- [LISTED ENTRIES]:
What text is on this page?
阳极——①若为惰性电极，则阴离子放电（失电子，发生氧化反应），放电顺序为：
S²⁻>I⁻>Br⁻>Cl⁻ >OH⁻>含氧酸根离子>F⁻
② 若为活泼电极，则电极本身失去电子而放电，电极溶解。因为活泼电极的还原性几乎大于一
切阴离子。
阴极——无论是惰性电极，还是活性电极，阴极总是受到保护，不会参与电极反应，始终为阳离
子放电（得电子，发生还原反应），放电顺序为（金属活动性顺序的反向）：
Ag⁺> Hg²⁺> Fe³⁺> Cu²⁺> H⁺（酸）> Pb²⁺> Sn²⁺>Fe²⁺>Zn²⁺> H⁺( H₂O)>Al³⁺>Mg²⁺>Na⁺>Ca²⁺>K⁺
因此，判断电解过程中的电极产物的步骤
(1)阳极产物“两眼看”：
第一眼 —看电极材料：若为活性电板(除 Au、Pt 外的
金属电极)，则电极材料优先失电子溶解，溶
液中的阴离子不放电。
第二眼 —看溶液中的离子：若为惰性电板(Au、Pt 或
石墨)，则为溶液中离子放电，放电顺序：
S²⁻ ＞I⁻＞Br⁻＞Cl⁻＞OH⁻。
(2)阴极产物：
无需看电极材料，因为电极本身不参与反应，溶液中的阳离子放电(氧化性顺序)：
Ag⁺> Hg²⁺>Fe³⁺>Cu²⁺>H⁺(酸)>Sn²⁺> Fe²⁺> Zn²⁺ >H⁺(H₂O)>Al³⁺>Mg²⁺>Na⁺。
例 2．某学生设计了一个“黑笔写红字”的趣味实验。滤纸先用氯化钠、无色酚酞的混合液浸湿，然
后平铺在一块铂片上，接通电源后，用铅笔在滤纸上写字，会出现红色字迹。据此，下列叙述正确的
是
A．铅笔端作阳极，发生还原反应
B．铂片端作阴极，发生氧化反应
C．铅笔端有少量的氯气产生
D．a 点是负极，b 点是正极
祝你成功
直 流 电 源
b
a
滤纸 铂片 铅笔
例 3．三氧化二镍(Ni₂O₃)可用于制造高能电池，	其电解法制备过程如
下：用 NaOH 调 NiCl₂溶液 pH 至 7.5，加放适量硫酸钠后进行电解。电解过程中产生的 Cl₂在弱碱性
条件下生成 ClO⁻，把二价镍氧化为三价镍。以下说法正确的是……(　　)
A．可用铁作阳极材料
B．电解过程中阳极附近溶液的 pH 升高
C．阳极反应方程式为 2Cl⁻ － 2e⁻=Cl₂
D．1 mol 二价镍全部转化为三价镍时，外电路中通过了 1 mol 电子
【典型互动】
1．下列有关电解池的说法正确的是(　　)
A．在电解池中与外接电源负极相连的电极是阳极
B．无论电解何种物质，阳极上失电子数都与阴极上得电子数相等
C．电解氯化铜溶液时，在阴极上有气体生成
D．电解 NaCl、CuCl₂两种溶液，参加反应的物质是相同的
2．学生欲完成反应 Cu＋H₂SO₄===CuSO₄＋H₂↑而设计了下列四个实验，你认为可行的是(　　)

- [WORK REQUIRED]:
Type the material above out again, exactly.

- [EXERCISE OUTPUT]:
What text is on this page?
阳极——①若为惰性电极，则阴离子放电（失电子，发生氧化反应），放电顺序为：
S²⁻>I⁻>Br⁻>Cl⁻ >OH⁻>含氧酸根离子>F⁻
② 若为活泼电极，则电极本身失去电子而放电，电极溶解。因为活泼电极的还原性几乎大于一
切阴离子。
阴极——无论是惰性电极，还是活性电极，阴极总是受到保护，不会参与电极反应，始终为阳离
子放电（得电子，发生还原反应），放电顺序为（金属活动性顺序的反向）：
Ag⁺> Hg²⁺> Fe³⁺> Cu²⁺> H⁺（酸）> Pb²⁺> Sn²⁺>Fe²⁺>Zn²⁺> H⁺( H₂O)>Al³⁺>Mg²⁺>Na⁺>Ca²⁺>K⁺
因此，判断电解过程中的电极产物的步骤
(1)阳极产物“两眼看”：
第一眼 —看电极材料：若为活性电板(除 Au、Pt 外的
金属电极)，则电极材料优先失电子溶解，溶
液中的阴离子不放电。
第二眼 —看溶液中的离子：若为惰性电板(Au、Pt 或
石墨)，则为溶液中离子放电，放电顺序：
S²⁻ ＞I⁻＞Br⁻＞Cl⁻＞OH⁻。
(2)阴极产物：
无需看电极材料，因为电极本身不参与反应，溶液中的阳离子放电(氧化性顺序)：
Ag⁺> Hg²⁺>Fe³⁺>Cu²⁺>H⁺(酸)>Sn²⁺> Fe²⁺> Zn²⁺ >H⁺(H₂O)>Al³⁺>Mg²⁺>Na⁺。
例 2．某学生设计了一个“黑笔写红字”的趣味实验。滤纸先用氯化钠、无色酚酞的混合液浸湿，然
后平铺在一块铂片上，接通电源后，用铅笔在滤纸上写字，会出现红色字迹。据此，下列叙述正确的
是
A．铅笔端作阳极，发生还原反应
B．铂片端作阴极，发生氧化反应
C．铅笔端有少量的氯气产生
D．a 点是负极，b 点是正极
祝你成功
直 流 电 源
b
a
滤纸 铂片 铅笔
例 3．三氧化二镍(Ni₂O₃)可用于制造高能电池，	其电解法制备过程如
下：用 NaOH 调 NiCl₂溶液 pH 至 7.5，加放适量硫酸钠后进行电解。电解过程中产生的 Cl₂在弱碱性
条件下生成 ClO⁻，把二价镍氧化为三价镍。以下说法正确的是……(　　)
A．可用铁作阳极材料
B．电解过程中阳极附近溶液的 pH 升高
C．阳极反应方程式为 2Cl⁻ － 2e⁻=Cl₂
D．1 mol 二价镍全部转化为三价镍时，外电路中通过了 1 mol 电子
【典型互动】
1．下列有关电解池的说法正确的是(　　)
A．在电解池中与外接电源负极相连的电极是阳极
B．无论电解何种物质，阳极上失电子数都与阴极上得电子数相等
C．电解氯化铜溶液时，在阴极上有气体生成
D．电解 NaCl、CuCl₂两种溶液，参加反应的物质是相同的
2．学生欲完成反应 Cu＋H₂SO₄===CuSO₄＋H₂↑而设计了下列四个实验，你认为可行的是(　　)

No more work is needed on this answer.